■ Goal: All of the data that follows should be retyped exactly, please, except the pictures.
===== Listing =====
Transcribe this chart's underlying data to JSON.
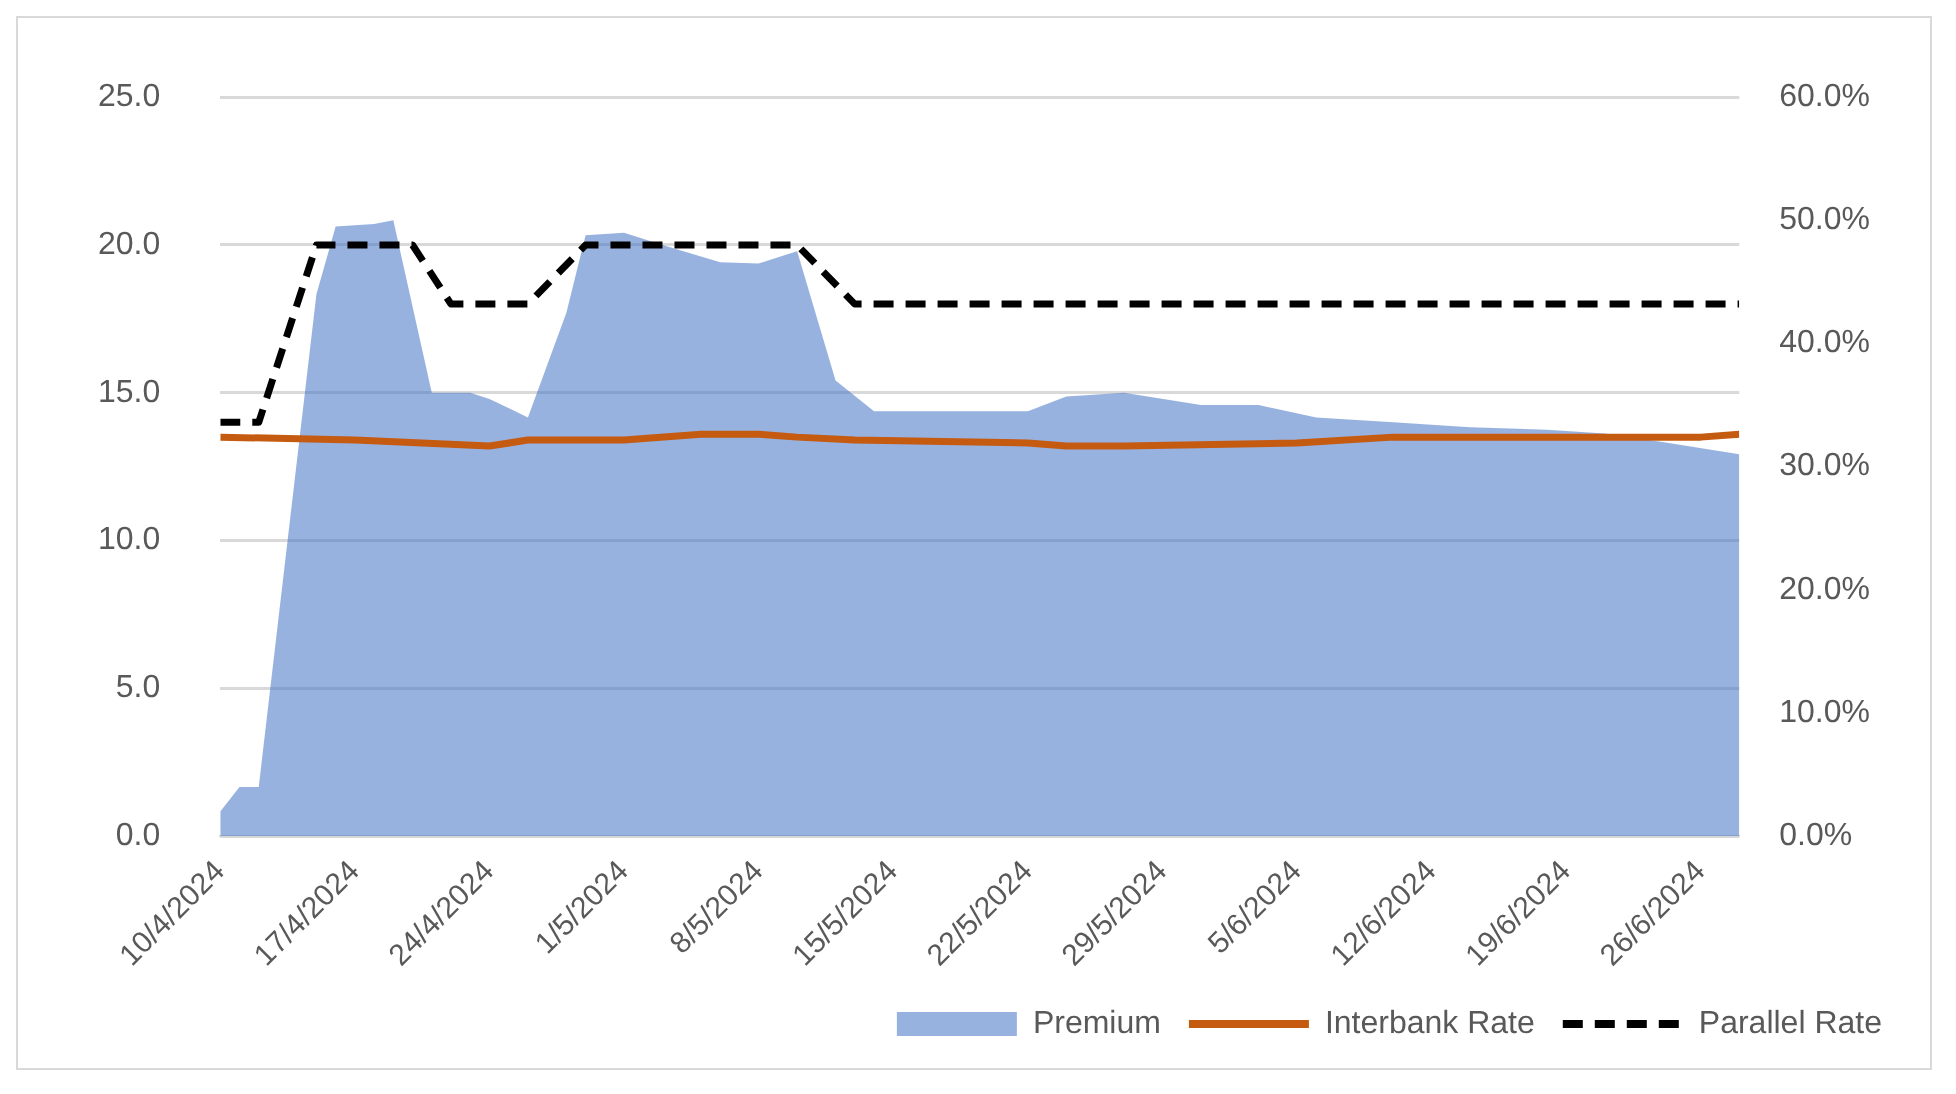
{
  "chart_data": {
    "type": "line",
    "xlim": [
      "2024-04-10",
      "2024-06-28"
    ],
    "xticks": [
      {
        "value": "2024-04-10",
        "label": "10/4/2024"
      },
      {
        "value": "2024-04-17",
        "label": "17/4/2024"
      },
      {
        "value": "2024-04-24",
        "label": "24/4/2024"
      },
      {
        "value": "2024-05-01",
        "label": "1/5/2024"
      },
      {
        "value": "2024-05-08",
        "label": "8/5/2024"
      },
      {
        "value": "2024-05-15",
        "label": "15/5/2024"
      },
      {
        "value": "2024-05-22",
        "label": "22/5/2024"
      },
      {
        "value": "2024-05-29",
        "label": "29/5/2024"
      },
      {
        "value": "2024-06-05",
        "label": "5/6/2024"
      },
      {
        "value": "2024-06-12",
        "label": "12/6/2024"
      },
      {
        "value": "2024-06-19",
        "label": "19/6/2024"
      },
      {
        "value": "2024-06-26",
        "label": "26/6/2024"
      }
    ],
    "ylim": [
      0,
      25
    ],
    "yticks": [
      {
        "value": 0,
        "label": "0.0"
      },
      {
        "value": 5,
        "label": "5.0"
      },
      {
        "value": 10,
        "label": "10.0"
      },
      {
        "value": 15,
        "label": "15.0"
      },
      {
        "value": 20,
        "label": "20.0"
      },
      {
        "value": 25,
        "label": "25.0"
      }
    ],
    "y2lim": [
      0,
      60
    ],
    "y2ticks": [
      {
        "value": 0,
        "label": "0.0%"
      },
      {
        "value": 10,
        "label": "10.0%"
      },
      {
        "value": 20,
        "label": "20.0%"
      },
      {
        "value": 30,
        "label": "30.0%"
      },
      {
        "value": 40,
        "label": "40.0%"
      },
      {
        "value": 50,
        "label": "50.0%"
      },
      {
        "value": 60,
        "label": "60.0%"
      }
    ],
    "grid": "y",
    "legend": "bottom right",
    "series": [
      {
        "name": "Premium",
        "type": "area",
        "axis": "y2",
        "color": "#4472c4",
        "x": [
          "2024-04-10",
          "2024-04-11",
          "2024-04-12",
          "2024-04-15",
          "2024-04-16",
          "2024-04-18",
          "2024-04-19",
          "2024-04-21",
          "2024-04-23",
          "2024-04-24",
          "2024-04-26",
          "2024-04-28",
          "2024-04-29",
          "2024-05-01",
          "2024-05-03",
          "2024-05-06",
          "2024-05-08",
          "2024-05-10",
          "2024-05-12",
          "2024-05-14",
          "2024-05-22",
          "2024-05-24",
          "2024-05-27",
          "2024-05-31",
          "2024-06-03",
          "2024-06-06",
          "2024-06-10",
          "2024-06-14",
          "2024-06-18",
          "2024-06-21",
          "2024-06-24",
          "2024-06-28"
        ],
        "values": [
          2,
          4,
          4,
          44,
          49.5,
          49.7,
          50,
          36,
          36,
          35.5,
          34,
          42.5,
          48.8,
          49,
          48,
          46.6,
          46.5,
          47.5,
          37,
          34.5,
          34.5,
          35.7,
          36,
          35,
          35,
          34,
          33.6,
          33.2,
          33,
          32.7,
          32,
          31
        ]
      },
      {
        "name": "Interbank Rate",
        "type": "line",
        "axis": "y",
        "color": "#c55a11",
        "line_style": "solid",
        "x": [
          "2024-04-10",
          "2024-04-17",
          "2024-04-24",
          "2024-04-26",
          "2024-05-01",
          "2024-05-05",
          "2024-05-08",
          "2024-05-10",
          "2024-05-13",
          "2024-05-22",
          "2024-05-24",
          "2024-05-27",
          "2024-06-05",
          "2024-06-10",
          "2024-06-26",
          "2024-06-28"
        ],
        "values": [
          13.5,
          13.4,
          13.2,
          13.4,
          13.4,
          13.6,
          13.6,
          13.5,
          13.4,
          13.3,
          13.2,
          13.2,
          13.3,
          13.5,
          13.5,
          13.6
        ]
      },
      {
        "name": "Parallel Rate",
        "type": "line",
        "axis": "y",
        "color": "#000000",
        "line_style": "dashed",
        "x": [
          "2024-04-10",
          "2024-04-12",
          "2024-04-15",
          "2024-04-20",
          "2024-04-22",
          "2024-04-26",
          "2024-04-29",
          "2024-05-10",
          "2024-05-13",
          "2024-06-28"
        ],
        "values": [
          14,
          14,
          20,
          20,
          18,
          18,
          20,
          20,
          18,
          18
        ]
      }
    ]
  }
}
=====
■ Answer for this exercise:
Transcribe this chart's underlying data to JSON.
{
  "chart_data": {
    "type": "line",
    "xlim": [
      "2024-04-10",
      "2024-06-28"
    ],
    "xticks": [
      {
        "value": "2024-04-10",
        "label": "10/4/2024"
      },
      {
        "value": "2024-04-17",
        "label": "17/4/2024"
      },
      {
        "value": "2024-04-24",
        "label": "24/4/2024"
      },
      {
        "value": "2024-05-01",
        "label": "1/5/2024"
      },
      {
        "value": "2024-05-08",
        "label": "8/5/2024"
      },
      {
        "value": "2024-05-15",
        "label": "15/5/2024"
      },
      {
        "value": "2024-05-22",
        "label": "22/5/2024"
      },
      {
        "value": "2024-05-29",
        "label": "29/5/2024"
      },
      {
        "value": "2024-06-05",
        "label": "5/6/2024"
      },
      {
        "value": "2024-06-12",
        "label": "12/6/2024"
      },
      {
        "value": "2024-06-19",
        "label": "19/6/2024"
      },
      {
        "value": "2024-06-26",
        "label": "26/6/2024"
      }
    ],
    "ylim": [
      0,
      25
    ],
    "yticks": [
      {
        "value": 0,
        "label": "0.0"
      },
      {
        "value": 5,
        "label": "5.0"
      },
      {
        "value": 10,
        "label": "10.0"
      },
      {
        "value": 15,
        "label": "15.0"
      },
      {
        "value": 20,
        "label": "20.0"
      },
      {
        "value": 25,
        "label": "25.0"
      }
    ],
    "y2lim": [
      0,
      60
    ],
    "y2ticks": [
      {
        "value": 0,
        "label": "0.0%"
      },
      {
        "value": 10,
        "label": "10.0%"
      },
      {
        "value": 20,
        "label": "20.0%"
      },
      {
        "value": 30,
        "label": "30.0%"
      },
      {
        "value": 40,
        "label": "40.0%"
      },
      {
        "value": 50,
        "label": "50.0%"
      },
      {
        "value": 60,
        "label": "60.0%"
      }
    ],
    "grid": "y",
    "legend": "bottom right",
    "series": [
      {
        "name": "Premium",
        "type": "area",
        "axis": "y2",
        "color": "#4472c4",
        "x": [
          "2024-04-10",
          "2024-04-11",
          "2024-04-12",
          "2024-04-15",
          "2024-04-16",
          "2024-04-18",
          "2024-04-19",
          "2024-04-21",
          "2024-04-23",
          "2024-04-24",
          "2024-04-26",
          "2024-04-28",
          "2024-04-29",
          "2024-05-01",
          "2024-05-03",
          "2024-05-06",
          "2024-05-08",
          "2024-05-10",
          "2024-05-12",
          "2024-05-14",
          "2024-05-22",
          "2024-05-24",
          "2024-05-27",
          "2024-05-31",
          "2024-06-03",
          "2024-06-06",
          "2024-06-10",
          "2024-06-14",
          "2024-06-18",
          "2024-06-21",
          "2024-06-24",
          "2024-06-28"
        ],
        "values": [
          2,
          4,
          4,
          44,
          49.5,
          49.7,
          50,
          36,
          36,
          35.5,
          34,
          42.5,
          48.8,
          49,
          48,
          46.6,
          46.5,
          47.5,
          37,
          34.5,
          34.5,
          35.7,
          36,
          35,
          35,
          34,
          33.6,
          33.2,
          33,
          32.7,
          32,
          31
        ]
      },
      {
        "name": "Interbank Rate",
        "type": "line",
        "axis": "y",
        "color": "#c55a11",
        "line_style": "solid",
        "x": [
          "2024-04-10",
          "2024-04-17",
          "2024-04-24",
          "2024-04-26",
          "2024-05-01",
          "2024-05-05",
          "2024-05-08",
          "2024-05-10",
          "2024-05-13",
          "2024-05-22",
          "2024-05-24",
          "2024-05-27",
          "2024-06-05",
          "2024-06-10",
          "2024-06-26",
          "2024-06-28"
        ],
        "values": [
          13.5,
          13.4,
          13.2,
          13.4,
          13.4,
          13.6,
          13.6,
          13.5,
          13.4,
          13.3,
          13.2,
          13.2,
          13.3,
          13.5,
          13.5,
          13.6
        ]
      },
      {
        "name": "Parallel Rate",
        "type": "line",
        "axis": "y",
        "color": "#000000",
        "line_style": "dashed",
        "x": [
          "2024-04-10",
          "2024-04-12",
          "2024-04-15",
          "2024-04-20",
          "2024-04-22",
          "2024-04-26",
          "2024-04-29",
          "2024-05-10",
          "2024-05-13",
          "2024-06-28"
        ],
        "values": [
          14,
          14,
          20,
          20,
          18,
          18,
          20,
          20,
          18,
          18
        ]
      }
    ]
  }
}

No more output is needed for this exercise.